* [Data for the task]:
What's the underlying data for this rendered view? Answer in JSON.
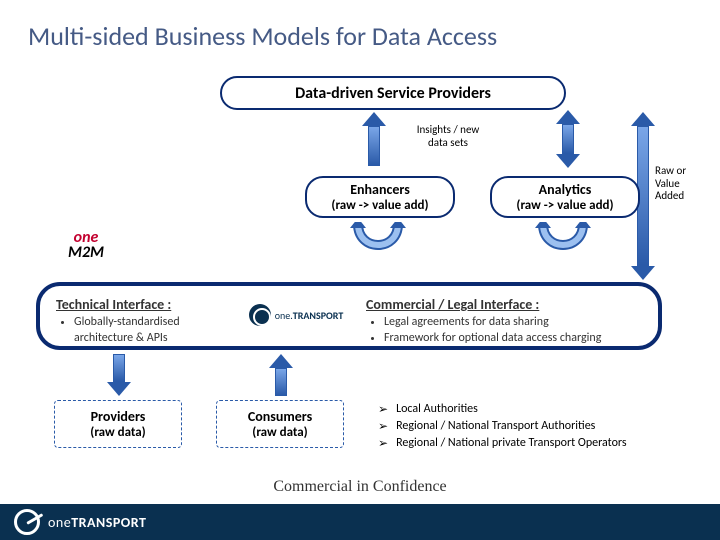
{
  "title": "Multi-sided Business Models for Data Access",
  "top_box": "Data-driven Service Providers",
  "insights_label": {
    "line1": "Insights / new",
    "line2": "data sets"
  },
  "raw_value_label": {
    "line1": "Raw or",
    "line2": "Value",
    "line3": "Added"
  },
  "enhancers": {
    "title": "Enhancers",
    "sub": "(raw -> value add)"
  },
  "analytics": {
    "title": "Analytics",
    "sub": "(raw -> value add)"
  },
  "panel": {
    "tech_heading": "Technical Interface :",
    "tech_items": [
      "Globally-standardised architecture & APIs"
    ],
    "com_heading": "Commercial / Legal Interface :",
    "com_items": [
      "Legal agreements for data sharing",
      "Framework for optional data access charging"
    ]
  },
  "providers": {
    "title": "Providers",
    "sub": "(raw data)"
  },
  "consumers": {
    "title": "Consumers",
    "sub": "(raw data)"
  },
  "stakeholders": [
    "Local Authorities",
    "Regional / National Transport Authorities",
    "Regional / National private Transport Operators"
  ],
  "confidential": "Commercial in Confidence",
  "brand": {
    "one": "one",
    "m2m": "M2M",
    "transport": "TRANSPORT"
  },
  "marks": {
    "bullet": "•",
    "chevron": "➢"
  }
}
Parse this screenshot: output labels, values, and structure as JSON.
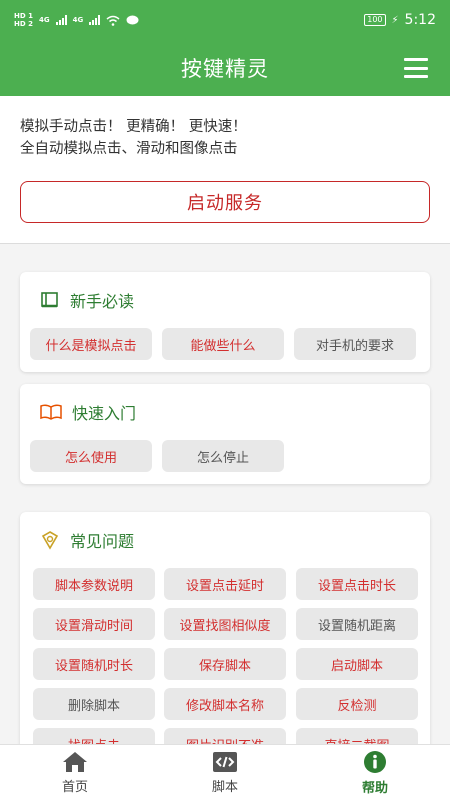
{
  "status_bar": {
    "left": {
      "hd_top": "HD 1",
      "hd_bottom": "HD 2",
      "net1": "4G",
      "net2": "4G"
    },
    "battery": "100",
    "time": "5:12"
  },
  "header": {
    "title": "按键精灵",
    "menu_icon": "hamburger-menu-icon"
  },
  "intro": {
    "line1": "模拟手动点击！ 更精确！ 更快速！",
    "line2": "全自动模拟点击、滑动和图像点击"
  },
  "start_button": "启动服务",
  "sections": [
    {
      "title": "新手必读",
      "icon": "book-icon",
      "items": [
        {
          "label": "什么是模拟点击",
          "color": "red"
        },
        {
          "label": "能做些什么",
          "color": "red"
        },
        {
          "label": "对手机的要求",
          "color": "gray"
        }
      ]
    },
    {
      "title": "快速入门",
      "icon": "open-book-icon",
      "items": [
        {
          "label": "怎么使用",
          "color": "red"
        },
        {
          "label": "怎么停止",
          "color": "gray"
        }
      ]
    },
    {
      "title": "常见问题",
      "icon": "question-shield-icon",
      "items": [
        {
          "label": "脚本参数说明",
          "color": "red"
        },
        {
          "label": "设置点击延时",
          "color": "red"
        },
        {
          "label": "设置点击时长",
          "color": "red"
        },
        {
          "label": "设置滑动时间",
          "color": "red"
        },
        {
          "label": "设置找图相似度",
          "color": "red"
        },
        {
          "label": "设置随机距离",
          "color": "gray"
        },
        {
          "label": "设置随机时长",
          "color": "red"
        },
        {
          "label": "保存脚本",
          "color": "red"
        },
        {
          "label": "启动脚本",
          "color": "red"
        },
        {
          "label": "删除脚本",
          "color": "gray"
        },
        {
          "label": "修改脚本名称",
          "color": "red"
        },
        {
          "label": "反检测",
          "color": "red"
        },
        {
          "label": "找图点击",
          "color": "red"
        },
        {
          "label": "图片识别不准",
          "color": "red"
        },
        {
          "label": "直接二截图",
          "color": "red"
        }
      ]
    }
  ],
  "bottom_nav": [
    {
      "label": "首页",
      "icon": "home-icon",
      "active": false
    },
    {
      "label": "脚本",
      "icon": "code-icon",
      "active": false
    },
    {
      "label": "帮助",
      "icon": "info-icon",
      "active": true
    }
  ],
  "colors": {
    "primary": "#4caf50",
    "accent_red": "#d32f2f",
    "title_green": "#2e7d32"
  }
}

* [Set problem]: Transcribe each entry above exactly, apart from the pictures.

* [Solution for this exercise]:
What's the underlying data for this rendered view? Answer in JSON.
{
  "title": "Multi-sided Business Models for Data Access",
  "top_box": "Data-driven Service Providers",
  "insights_label": {
    "line1": "Insights / new",
    "line2": "data sets"
  },
  "raw_value_label": {
    "line1": "Raw or",
    "line2": "Value",
    "line3": "Added"
  },
  "enhancers": {
    "title": "Enhancers",
    "sub": "(raw -> value add)"
  },
  "analytics": {
    "title": "Analytics",
    "sub": "(raw -> value add)"
  },
  "panel": {
    "tech_heading": "Technical Interface :",
    "tech_items": [
      "Globally-standardised architecture & APIs"
    ],
    "com_heading": "Commercial / Legal Interface :",
    "com_items": [
      "Legal agreements for data sharing",
      "Framework for optional data access charging"
    ]
  },
  "providers": {
    "title": "Providers",
    "sub": "(raw data)"
  },
  "consumers": {
    "title": "Consumers",
    "sub": "(raw data)"
  },
  "stakeholders": [
    "Local Authorities",
    "Regional / National Transport Authorities",
    "Regional / National private Transport Operators"
  ],
  "confidential": "Commercial in Confidence",
  "brand": {
    "one": "one",
    "m2m": "M2M",
    "transport": "TRANSPORT"
  },
  "marks": {
    "bullet": "•",
    "chevron": "➢"
  }
}
Parse this screenshot: output labels, values, and structure as JSON.
{
  "status_bar": {
    "left": {
      "hd_top": "HD 1",
      "hd_bottom": "HD 2",
      "net1": "4G",
      "net2": "4G"
    },
    "battery": "100",
    "time": "5:12"
  },
  "header": {
    "title": "按键精灵",
    "menu_icon": "hamburger-menu-icon"
  },
  "intro": {
    "line1": "模拟手动点击！ 更精确！ 更快速！",
    "line2": "全自动模拟点击、滑动和图像点击"
  },
  "start_button": "启动服务",
  "sections": [
    {
      "title": "新手必读",
      "icon": "book-icon",
      "items": [
        {
          "label": "什么是模拟点击",
          "color": "red"
        },
        {
          "label": "能做些什么",
          "color": "red"
        },
        {
          "label": "对手机的要求",
          "color": "gray"
        }
      ]
    },
    {
      "title": "快速入门",
      "icon": "open-book-icon",
      "items": [
        {
          "label": "怎么使用",
          "color": "red"
        },
        {
          "label": "怎么停止",
          "color": "gray"
        }
      ]
    },
    {
      "title": "常见问题",
      "icon": "question-shield-icon",
      "items": [
        {
          "label": "脚本参数说明",
          "color": "red"
        },
        {
          "label": "设置点击延时",
          "color": "red"
        },
        {
          "label": "设置点击时长",
          "color": "red"
        },
        {
          "label": "设置滑动时间",
          "color": "red"
        },
        {
          "label": "设置找图相似度",
          "color": "red"
        },
        {
          "label": "设置随机距离",
          "color": "gray"
        },
        {
          "label": "设置随机时长",
          "color": "red"
        },
        {
          "label": "保存脚本",
          "color": "red"
        },
        {
          "label": "启动脚本",
          "color": "red"
        },
        {
          "label": "删除脚本",
          "color": "gray"
        },
        {
          "label": "修改脚本名称",
          "color": "red"
        },
        {
          "label": "反检测",
          "color": "red"
        },
        {
          "label": "找图点击",
          "color": "red"
        },
        {
          "label": "图片识别不准",
          "color": "red"
        },
        {
          "label": "直接二截图",
          "color": "red"
        }
      ]
    }
  ],
  "bottom_nav": [
    {
      "label": "首页",
      "icon": "home-icon",
      "active": false
    },
    {
      "label": "脚本",
      "icon": "code-icon",
      "active": false
    },
    {
      "label": "帮助",
      "icon": "info-icon",
      "active": true
    }
  ],
  "colors": {
    "primary": "#4caf50",
    "accent_red": "#d32f2f",
    "title_green": "#2e7d32"
  }
}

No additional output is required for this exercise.